Some records
## start

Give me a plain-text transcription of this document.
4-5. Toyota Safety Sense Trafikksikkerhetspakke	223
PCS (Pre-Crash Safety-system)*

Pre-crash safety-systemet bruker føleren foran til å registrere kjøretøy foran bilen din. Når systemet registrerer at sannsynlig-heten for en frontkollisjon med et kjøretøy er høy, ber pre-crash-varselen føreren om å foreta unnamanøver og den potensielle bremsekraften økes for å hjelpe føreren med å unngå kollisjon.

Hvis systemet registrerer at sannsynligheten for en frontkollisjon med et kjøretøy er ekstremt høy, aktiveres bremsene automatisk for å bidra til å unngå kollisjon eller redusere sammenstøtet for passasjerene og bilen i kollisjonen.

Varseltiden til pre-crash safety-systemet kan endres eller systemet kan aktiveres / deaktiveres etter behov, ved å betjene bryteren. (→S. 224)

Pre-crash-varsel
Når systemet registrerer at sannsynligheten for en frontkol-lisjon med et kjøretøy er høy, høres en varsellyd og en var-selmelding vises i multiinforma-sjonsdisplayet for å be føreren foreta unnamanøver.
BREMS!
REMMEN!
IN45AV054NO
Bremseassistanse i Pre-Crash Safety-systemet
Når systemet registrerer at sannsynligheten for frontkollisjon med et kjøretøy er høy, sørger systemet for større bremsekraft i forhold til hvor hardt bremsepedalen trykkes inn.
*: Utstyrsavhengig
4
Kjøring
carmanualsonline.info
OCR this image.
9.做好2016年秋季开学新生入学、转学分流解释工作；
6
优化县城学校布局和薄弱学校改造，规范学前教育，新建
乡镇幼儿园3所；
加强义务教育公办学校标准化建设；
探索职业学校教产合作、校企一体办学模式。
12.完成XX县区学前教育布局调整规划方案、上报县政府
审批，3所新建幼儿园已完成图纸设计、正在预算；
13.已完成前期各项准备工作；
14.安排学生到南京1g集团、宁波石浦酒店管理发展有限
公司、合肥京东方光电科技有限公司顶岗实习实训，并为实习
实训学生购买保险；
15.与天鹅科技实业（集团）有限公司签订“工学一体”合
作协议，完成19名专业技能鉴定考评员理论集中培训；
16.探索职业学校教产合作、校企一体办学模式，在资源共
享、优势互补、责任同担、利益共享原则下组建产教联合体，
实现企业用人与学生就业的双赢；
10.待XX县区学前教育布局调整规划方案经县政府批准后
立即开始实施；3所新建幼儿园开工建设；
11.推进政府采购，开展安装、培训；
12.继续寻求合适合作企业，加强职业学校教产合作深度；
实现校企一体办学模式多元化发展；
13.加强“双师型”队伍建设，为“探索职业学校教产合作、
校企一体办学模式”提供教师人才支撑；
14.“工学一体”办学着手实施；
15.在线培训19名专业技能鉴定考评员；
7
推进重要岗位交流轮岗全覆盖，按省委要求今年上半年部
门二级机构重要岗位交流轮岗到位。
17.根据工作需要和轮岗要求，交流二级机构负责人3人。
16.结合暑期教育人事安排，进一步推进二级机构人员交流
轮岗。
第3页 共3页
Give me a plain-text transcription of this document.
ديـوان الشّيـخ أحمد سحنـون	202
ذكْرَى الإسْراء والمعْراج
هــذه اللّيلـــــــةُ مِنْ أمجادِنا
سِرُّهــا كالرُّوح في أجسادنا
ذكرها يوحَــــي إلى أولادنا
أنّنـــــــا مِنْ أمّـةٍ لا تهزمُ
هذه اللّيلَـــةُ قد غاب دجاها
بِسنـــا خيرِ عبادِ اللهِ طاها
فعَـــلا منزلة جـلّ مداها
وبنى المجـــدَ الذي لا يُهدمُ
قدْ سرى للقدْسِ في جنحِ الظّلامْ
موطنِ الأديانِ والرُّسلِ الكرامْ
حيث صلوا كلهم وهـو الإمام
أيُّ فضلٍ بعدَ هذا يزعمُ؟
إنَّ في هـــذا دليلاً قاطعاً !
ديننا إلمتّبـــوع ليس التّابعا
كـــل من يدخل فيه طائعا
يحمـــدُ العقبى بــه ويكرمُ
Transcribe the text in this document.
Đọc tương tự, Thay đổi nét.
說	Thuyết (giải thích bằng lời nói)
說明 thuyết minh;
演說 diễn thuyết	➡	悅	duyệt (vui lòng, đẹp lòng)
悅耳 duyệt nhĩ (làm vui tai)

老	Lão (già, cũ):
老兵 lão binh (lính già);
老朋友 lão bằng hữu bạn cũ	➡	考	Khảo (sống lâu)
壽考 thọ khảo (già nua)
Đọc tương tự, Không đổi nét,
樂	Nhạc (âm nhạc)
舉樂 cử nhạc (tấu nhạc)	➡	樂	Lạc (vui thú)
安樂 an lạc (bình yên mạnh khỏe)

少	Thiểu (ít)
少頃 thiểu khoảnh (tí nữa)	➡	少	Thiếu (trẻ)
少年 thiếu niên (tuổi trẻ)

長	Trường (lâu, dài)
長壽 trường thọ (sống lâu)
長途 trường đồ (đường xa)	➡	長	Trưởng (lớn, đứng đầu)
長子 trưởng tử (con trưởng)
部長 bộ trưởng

## end

▶ THE EXERCISE
Each line in the data that holds the string "kjøretøy" should be found and copied.

▶ ANSWER BELOW
Pre-crash safety-systemet bruker føleren foran til å registrere kjøretøy foran bilen din. Når systemet registrerer at sannsynlig-heten for en frontkollisjon med et kjøretøy er høy, ber pre-crash-varselen føreren om å foreta unnamanøver og den potensielle bremsekraften økes for å hjelpe føreren med å unngå kollisjon.
Hvis systemet registrerer at sannsynligheten for en frontkollisjon med et kjøretøy er ekstremt høy, aktiveres bremsene automatisk for å bidra til å unngå kollisjon eller redusere sammenstøtet for passasjerene og bilen i kollisjonen.
Når systemet registrerer at sannsynligheten for en frontkol-lisjon med et kjøretøy er høy, høres en varsellyd og en var-selmelding vises i multiinforma-sjonsdisplayet for å be føreren foreta unnamanøver.
Når systemet registrerer at sannsynligheten for frontkollisjon med et kjøretøy er høy, sørger systemet for større bremsekraft i forhold til hvor hardt bremsepedalen trykkes inn.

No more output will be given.